All of the material below is to be restated word for word, apart from the pictures.

-- START Material shown --

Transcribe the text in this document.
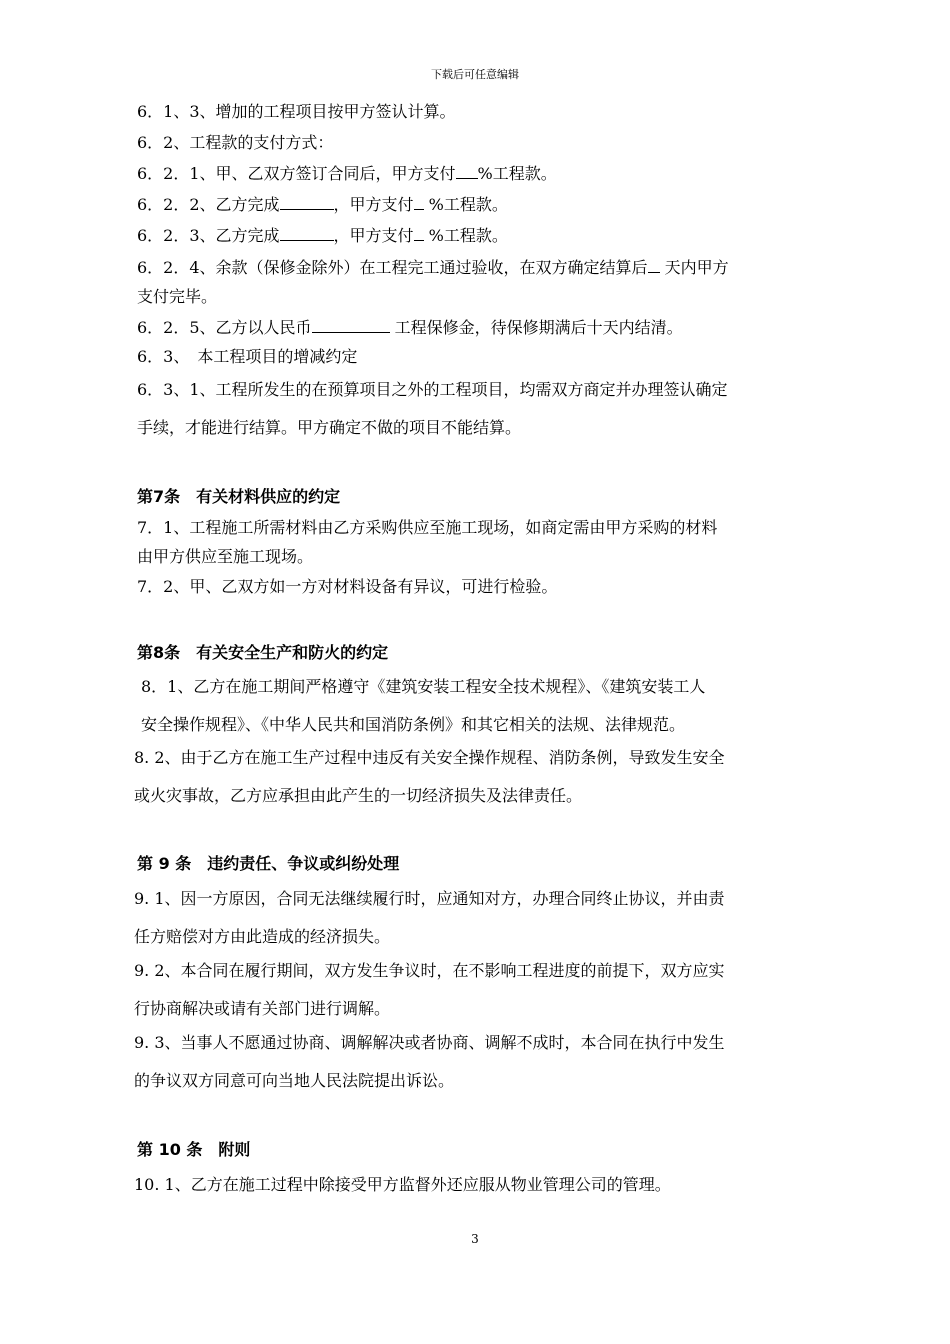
下载后可任意编辑
6．1、3、增加的工程项目按甲方签认计算。
6．2、工程款的支付方式：
6．2．1、甲、乙双方签订合同后，甲方支付 %工程款。
6．2．2、乙方完成	，甲方支付 %工程款。
6．2．3、乙方完成	，甲方支付 %工程款。
6．2．4、余款（保修金除外）在工程完工通过验收，在双方确定结算后 天内甲方
支付完毕。
6．2．5、乙方以人民币	工程保修金，待保修期满后十天内结清。
6．3、　本工程项目的增减约定
6．3、1、工程所发生的在预算项目之外的工程项目，均需双方商定并办理签认确定
手续，才能进行结算。甲方确定不做的项目不能结算。
第7条　有关材料供应的约定
7．1、工程施工所需材料由乙方采购供应至施工现场，如商定需由甲方采购的材料
由甲方供应至施工现场。
7．2、甲、乙双方如一方对材料设备有异议，可进行检验。
第8条　有关安全生产和防火的约定
8．1、乙方在施工期间严格遵守《建筑安装工程安全技术规程》、《建筑安装工人
安全操作规程》、《中华人民共和国消防条例》和其它相关的法规、法律规范。
8. 2、由于乙方在施工生产过程中违反有关安全操作规程、消防条例，导致发生安全
或火灾事故，乙方应承担由此产生的一切经济损失及法律责任。
第 9 条　违约责任、争议或纠纷处理
9. 1、因一方原因，合同无法继续履行时，应通知对方，办理合同终止协议，并由责
任方赔偿对方由此造成的经济损失。
9. 2、本合同在履行期间，双方发生争议时，在不影响工程进度的前提下，双方应实
行协商解决或请有关部门进行调解。
9. 3、当事人不愿通过协商、调解解决或者协商、调解不成时，本合同在执行中发生
的争议双方同意可向当地人民法院提出诉讼。
第 10 条　附则
10. 1、乙方在施工过程中除接受甲方监督外还应服从物业管理公司的管理。
3
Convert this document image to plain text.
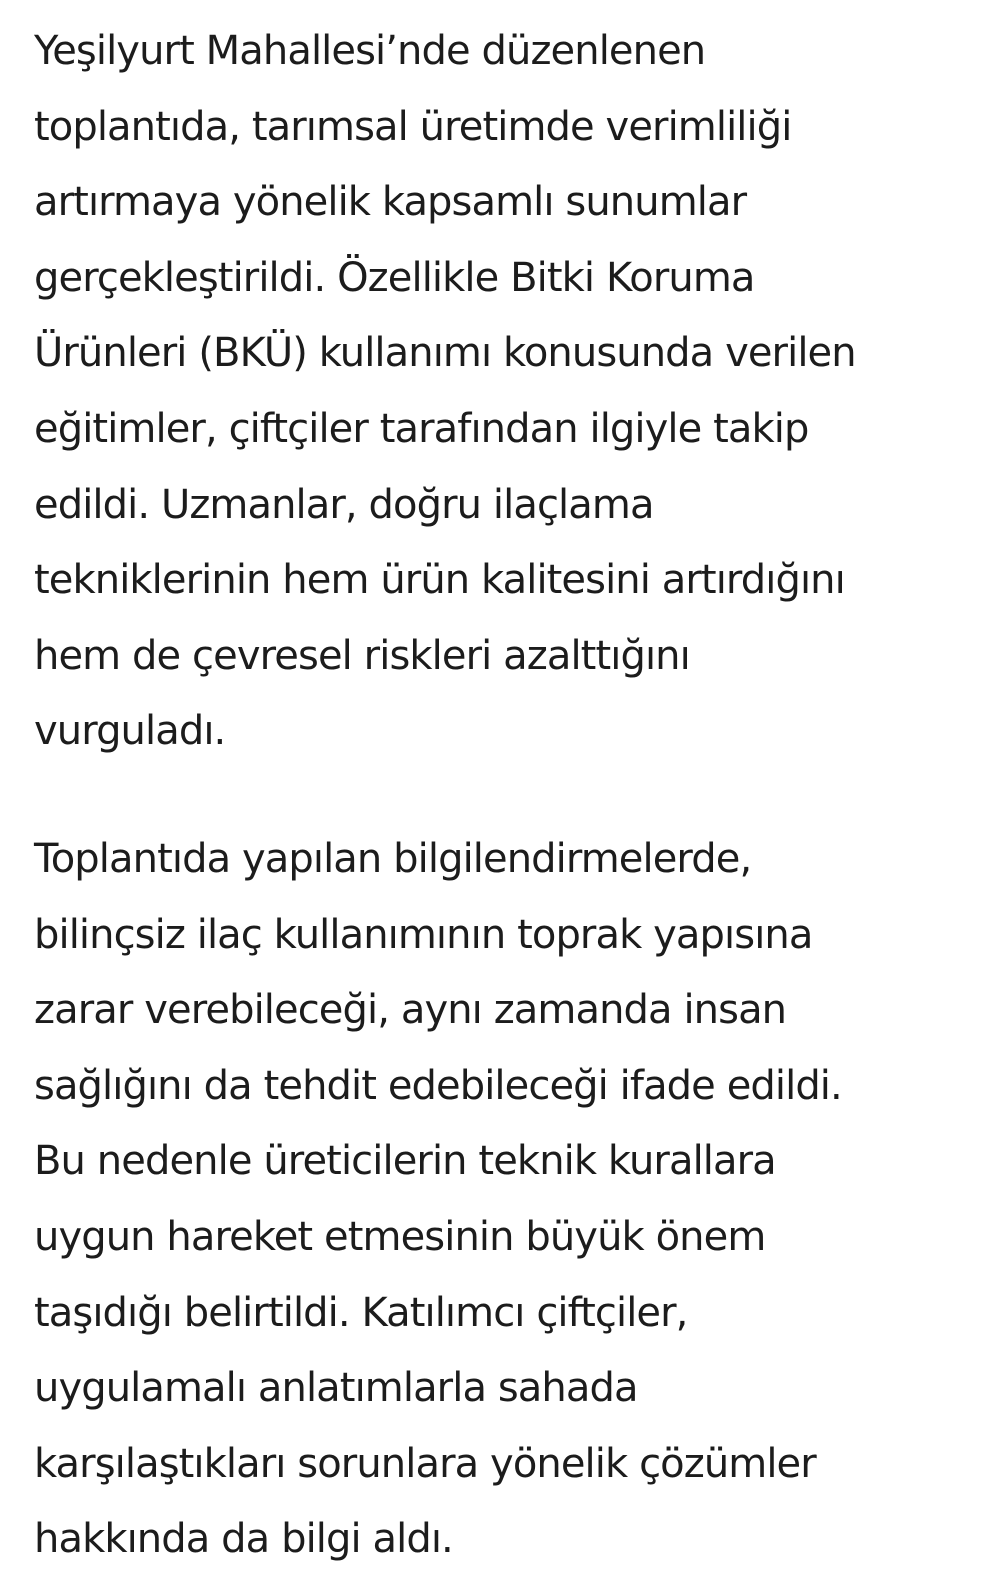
Yeşilyurt Mahallesi’nde düzenlenen
toplantıda, tarımsal üretimde verimliliği
artırmaya yönelik kapsamlı sunumlar
gerçekleştirildi. Özellikle Bitki Koruma
Ürünleri (BKÜ) kullanımı konusunda verilen
eğitimler, çiftçiler tarafından ilgiyle takip
edildi. Uzmanlar, doğru ilaçlama
tekniklerinin hem ürün kalitesini artırdığını
hem de çevresel riskleri azalttığını
vurguladı.

Toplantıda yapılan bilgilendirmelerde,
bilinçsiz ilaç kullanımının toprak yapısına
zarar verebileceği, aynı zamanda insan
sağlığını da tehdit edebileceği ifade edildi.
Bu nedenle üreticilerin teknik kurallara
uygun hareket etmesinin büyük önem
taşıdığı belirtildi. Katılımcı çiftçiler,
uygulamalı anlatımlarla sahada
karşılaştıkları sorunlara yönelik çözümler
hakkında da bilgi aldı.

-- END Material shown --

Task output:
Transcribe the text in this document.
下载后可任意编辑
6．1、3、增加的工程项目按甲方签认计算。
6．2、工程款的支付方式：
6．2．1、甲、乙双方签订合同后，甲方支付 %工程款。
6．2．2、乙方完成	，甲方支付 %工程款。
6．2．3、乙方完成	，甲方支付 %工程款。
6．2．4、余款（保修金除外）在工程完工通过验收，在双方确定结算后 天内甲方
支付完毕。
6．2．5、乙方以人民币	工程保修金，待保修期满后十天内结清。
6．3、　本工程项目的增减约定
6．3、1、工程所发生的在预算项目之外的工程项目，均需双方商定并办理签认确定
手续，才能进行结算。甲方确定不做的项目不能结算。
第7条　有关材料供应的约定
7．1、工程施工所需材料由乙方采购供应至施工现场，如商定需由甲方采购的材料
由甲方供应至施工现场。
7．2、甲、乙双方如一方对材料设备有异议，可进行检验。
第8条　有关安全生产和防火的约定
8．1、乙方在施工期间严格遵守《建筑安装工程安全技术规程》、《建筑安装工人
安全操作规程》、《中华人民共和国消防条例》和其它相关的法规、法律规范。
8. 2、由于乙方在施工生产过程中违反有关安全操作规程、消防条例，导致发生安全
或火灾事故，乙方应承担由此产生的一切经济损失及法律责任。
第 9 条　违约责任、争议或纠纷处理
9. 1、因一方原因，合同无法继续履行时，应通知对方，办理合同终止协议，并由责
任方赔偿对方由此造成的经济损失。
9. 2、本合同在履行期间，双方发生争议时，在不影响工程进度的前提下，双方应实
行协商解决或请有关部门进行调解。
9. 3、当事人不愿通过协商、调解解决或者协商、调解不成时，本合同在执行中发生
的争议双方同意可向当地人民法院提出诉讼。
第 10 条　附则
10. 1、乙方在施工过程中除接受甲方监督外还应服从物业管理公司的管理。
3
Convert this document image to plain text.
Yeşilyurt Mahallesi’nde düzenlenen
toplantıda, tarımsal üretimde verimliliği
artırmaya yönelik kapsamlı sunumlar
gerçekleştirildi. Özellikle Bitki Koruma
Ürünleri (BKÜ) kullanımı konusunda verilen
eğitimler, çiftçiler tarafından ilgiyle takip
edildi. Uzmanlar, doğru ilaçlama
tekniklerinin hem ürün kalitesini artırdığını
hem de çevresel riskleri azalttığını
vurguladı.

Toplantıda yapılan bilgilendirmelerde,
bilinçsiz ilaç kullanımının toprak yapısına
zarar verebileceği, aynı zamanda insan
sağlığını da tehdit edebileceği ifade edildi.
Bu nedenle üreticilerin teknik kurallara
uygun hareket etmesinin büyük önem
taşıdığı belirtildi. Katılımcı çiftçiler,
uygulamalı anlatımlarla sahada
karşılaştıkları sorunlara yönelik çözümler
hakkında da bilgi aldı.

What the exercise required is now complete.